■ **Given problem**:
Determine how many lines in these records hold "this". Only the number is wanted.

■ **Supplied data**:
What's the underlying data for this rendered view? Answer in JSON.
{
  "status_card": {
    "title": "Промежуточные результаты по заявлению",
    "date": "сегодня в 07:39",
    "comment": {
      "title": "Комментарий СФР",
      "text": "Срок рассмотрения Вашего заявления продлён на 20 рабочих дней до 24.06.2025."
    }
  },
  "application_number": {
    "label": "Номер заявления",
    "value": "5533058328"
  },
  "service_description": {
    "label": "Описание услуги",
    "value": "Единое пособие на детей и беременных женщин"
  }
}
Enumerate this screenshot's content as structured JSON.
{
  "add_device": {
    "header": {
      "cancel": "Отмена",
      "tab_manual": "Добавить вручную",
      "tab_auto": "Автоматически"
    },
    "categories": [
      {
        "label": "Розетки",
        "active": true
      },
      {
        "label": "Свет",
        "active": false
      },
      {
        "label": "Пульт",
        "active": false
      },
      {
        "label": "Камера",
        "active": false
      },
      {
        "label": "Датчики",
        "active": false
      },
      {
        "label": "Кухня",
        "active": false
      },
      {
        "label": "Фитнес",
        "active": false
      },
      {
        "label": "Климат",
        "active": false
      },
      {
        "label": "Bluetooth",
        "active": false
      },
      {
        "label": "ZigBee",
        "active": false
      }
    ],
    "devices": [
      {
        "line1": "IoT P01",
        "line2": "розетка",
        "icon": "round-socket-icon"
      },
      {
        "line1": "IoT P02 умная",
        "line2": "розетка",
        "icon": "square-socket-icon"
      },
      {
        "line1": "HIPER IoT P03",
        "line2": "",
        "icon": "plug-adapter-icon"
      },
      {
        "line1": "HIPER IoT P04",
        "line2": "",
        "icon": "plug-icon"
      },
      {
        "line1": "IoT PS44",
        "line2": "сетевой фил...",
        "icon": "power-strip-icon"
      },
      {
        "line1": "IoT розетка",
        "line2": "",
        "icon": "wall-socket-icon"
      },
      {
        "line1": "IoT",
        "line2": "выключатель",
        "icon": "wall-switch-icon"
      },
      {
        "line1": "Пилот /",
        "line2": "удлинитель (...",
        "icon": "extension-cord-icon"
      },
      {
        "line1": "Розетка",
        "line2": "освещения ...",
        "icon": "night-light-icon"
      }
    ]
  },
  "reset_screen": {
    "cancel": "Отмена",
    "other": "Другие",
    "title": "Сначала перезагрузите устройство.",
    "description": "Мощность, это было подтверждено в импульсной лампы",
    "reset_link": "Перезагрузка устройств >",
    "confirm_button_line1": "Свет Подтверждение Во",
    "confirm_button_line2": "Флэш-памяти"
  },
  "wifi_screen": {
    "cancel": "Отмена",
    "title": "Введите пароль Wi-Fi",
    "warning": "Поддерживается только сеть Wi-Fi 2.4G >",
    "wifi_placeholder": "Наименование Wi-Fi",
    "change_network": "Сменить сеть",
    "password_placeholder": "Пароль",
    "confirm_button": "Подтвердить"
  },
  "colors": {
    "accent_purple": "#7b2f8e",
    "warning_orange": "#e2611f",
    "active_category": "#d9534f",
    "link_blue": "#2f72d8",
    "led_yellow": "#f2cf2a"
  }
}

■ **Correct answer**:
2